• **Entries from a visual dataset**
····················
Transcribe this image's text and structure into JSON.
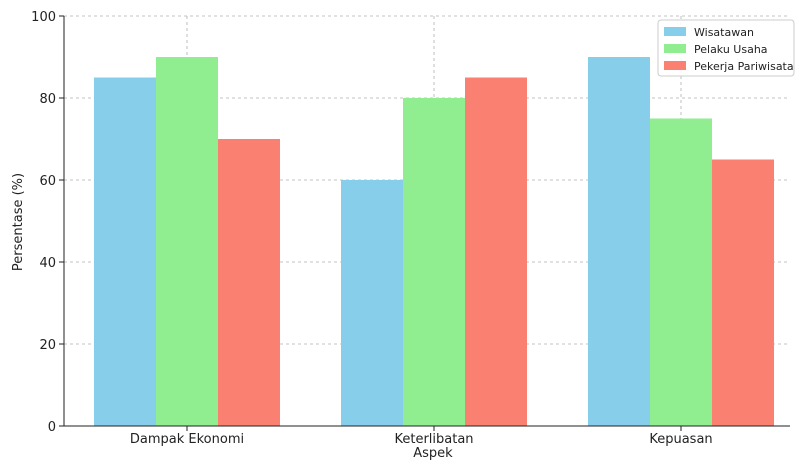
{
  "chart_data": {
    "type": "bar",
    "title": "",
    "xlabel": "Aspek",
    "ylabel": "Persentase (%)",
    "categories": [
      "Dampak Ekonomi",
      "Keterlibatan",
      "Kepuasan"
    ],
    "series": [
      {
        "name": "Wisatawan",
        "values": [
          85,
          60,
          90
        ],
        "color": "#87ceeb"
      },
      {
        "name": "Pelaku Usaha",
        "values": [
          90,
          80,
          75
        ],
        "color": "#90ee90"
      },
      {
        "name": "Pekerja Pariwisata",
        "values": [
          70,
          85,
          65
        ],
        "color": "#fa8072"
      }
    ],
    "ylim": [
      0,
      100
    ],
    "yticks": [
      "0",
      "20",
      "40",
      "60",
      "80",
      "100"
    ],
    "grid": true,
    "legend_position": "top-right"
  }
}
····················
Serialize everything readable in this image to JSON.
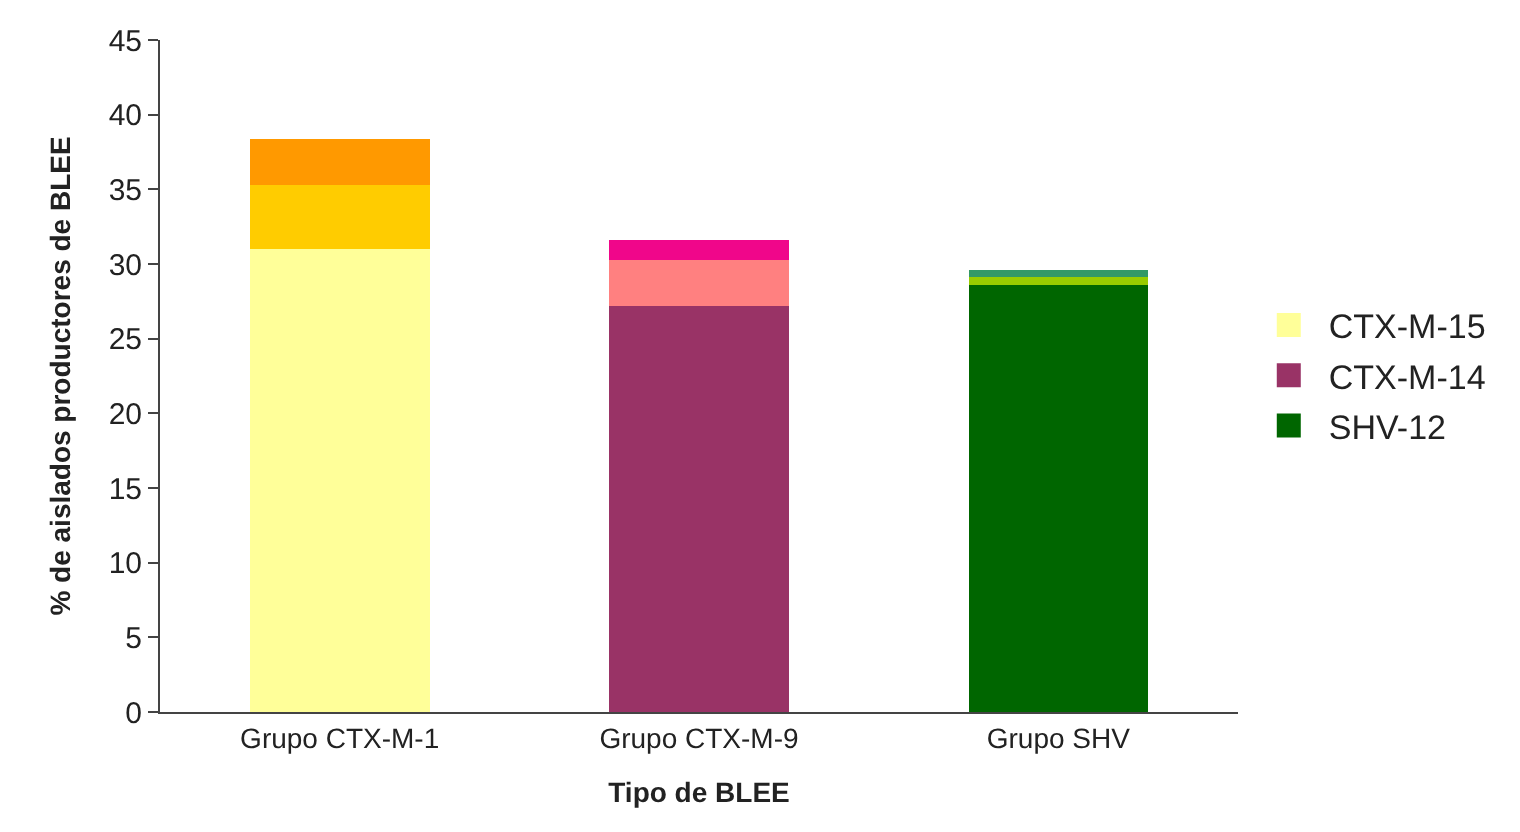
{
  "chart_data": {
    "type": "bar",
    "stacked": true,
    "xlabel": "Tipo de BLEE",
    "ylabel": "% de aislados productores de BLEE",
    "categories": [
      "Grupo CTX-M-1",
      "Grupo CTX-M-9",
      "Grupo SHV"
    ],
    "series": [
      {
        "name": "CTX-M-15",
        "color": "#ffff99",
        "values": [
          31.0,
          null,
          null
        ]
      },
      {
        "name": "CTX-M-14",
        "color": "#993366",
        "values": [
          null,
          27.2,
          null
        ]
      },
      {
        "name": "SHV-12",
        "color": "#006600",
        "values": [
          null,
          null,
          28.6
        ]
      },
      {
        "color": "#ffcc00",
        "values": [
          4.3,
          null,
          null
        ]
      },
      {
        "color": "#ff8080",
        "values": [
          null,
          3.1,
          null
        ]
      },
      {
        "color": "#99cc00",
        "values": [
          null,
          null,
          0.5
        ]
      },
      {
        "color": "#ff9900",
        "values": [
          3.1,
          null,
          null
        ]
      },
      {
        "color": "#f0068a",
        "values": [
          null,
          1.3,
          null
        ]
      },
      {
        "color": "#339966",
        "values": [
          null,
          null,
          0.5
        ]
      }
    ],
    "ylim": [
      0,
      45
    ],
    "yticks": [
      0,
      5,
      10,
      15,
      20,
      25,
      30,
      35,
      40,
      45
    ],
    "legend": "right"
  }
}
····················
• **TASK REQUIREMENTS**
For each line of the entries that includes "right", show that line.

• **CORRECT OUTPUT**
    "legend_position": "top-right"
    "legend": "right"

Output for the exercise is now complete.